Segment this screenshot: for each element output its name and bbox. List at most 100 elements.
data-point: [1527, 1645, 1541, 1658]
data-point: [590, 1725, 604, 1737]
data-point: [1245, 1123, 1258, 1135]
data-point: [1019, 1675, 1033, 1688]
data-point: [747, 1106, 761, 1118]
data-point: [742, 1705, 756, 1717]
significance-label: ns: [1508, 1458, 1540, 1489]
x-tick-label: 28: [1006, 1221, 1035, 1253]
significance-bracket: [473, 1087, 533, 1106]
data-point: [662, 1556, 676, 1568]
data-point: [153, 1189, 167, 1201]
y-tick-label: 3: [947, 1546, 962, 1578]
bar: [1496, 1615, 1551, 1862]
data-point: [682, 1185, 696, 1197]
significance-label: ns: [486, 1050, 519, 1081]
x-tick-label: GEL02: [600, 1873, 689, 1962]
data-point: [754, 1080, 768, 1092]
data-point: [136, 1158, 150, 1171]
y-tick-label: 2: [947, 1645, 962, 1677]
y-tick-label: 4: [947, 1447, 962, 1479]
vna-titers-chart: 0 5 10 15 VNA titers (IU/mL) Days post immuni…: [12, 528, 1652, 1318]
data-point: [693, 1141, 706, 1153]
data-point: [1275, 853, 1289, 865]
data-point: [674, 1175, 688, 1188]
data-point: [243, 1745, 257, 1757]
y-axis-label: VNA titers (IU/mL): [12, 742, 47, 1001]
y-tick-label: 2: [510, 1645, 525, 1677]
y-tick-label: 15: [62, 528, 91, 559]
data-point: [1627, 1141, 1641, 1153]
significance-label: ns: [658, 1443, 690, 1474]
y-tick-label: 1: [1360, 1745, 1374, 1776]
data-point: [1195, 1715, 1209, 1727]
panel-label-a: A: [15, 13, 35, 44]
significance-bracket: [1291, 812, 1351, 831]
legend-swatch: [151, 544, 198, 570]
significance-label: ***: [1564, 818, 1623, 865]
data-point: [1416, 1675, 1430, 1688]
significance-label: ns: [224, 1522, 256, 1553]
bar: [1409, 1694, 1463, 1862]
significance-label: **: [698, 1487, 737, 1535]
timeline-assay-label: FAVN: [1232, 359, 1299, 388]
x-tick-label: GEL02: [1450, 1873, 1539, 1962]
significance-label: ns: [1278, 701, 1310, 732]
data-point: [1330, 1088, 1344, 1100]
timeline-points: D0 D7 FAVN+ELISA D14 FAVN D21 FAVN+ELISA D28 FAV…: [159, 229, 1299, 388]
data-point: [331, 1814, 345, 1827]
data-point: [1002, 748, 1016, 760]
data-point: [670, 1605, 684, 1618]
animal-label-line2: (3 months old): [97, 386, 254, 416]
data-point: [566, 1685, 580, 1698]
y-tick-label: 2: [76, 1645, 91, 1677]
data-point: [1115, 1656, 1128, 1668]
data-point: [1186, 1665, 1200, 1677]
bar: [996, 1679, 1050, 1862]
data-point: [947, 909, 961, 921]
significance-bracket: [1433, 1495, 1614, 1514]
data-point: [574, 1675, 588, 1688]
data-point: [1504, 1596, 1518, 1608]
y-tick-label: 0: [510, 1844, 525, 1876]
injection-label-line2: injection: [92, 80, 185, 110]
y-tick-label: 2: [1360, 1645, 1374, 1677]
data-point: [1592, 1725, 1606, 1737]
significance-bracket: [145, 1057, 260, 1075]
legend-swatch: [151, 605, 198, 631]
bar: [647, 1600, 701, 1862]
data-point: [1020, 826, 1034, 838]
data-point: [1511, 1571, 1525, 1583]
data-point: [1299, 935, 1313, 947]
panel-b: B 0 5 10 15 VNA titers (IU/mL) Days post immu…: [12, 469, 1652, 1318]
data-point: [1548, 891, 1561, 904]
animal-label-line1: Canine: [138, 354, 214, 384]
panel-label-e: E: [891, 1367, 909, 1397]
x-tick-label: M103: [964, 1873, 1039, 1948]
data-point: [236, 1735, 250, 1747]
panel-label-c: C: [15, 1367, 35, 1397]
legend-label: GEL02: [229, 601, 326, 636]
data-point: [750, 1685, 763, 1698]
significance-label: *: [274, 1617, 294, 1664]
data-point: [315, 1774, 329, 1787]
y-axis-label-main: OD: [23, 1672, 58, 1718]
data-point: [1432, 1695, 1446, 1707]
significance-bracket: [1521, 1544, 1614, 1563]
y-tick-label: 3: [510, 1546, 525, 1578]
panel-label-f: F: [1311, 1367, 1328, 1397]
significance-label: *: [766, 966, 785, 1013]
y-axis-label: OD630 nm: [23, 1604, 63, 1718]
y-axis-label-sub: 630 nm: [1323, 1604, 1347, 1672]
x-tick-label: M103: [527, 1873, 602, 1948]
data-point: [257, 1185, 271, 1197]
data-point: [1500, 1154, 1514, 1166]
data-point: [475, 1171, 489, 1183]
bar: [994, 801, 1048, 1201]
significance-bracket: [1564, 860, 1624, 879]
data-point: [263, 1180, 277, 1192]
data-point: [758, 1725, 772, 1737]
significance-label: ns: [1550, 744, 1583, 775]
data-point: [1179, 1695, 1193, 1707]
---
**What the task asks:** Tell me how many lines in the records above include the word "bracket"; the number is all that is needed.

**Solution to this problem:** 6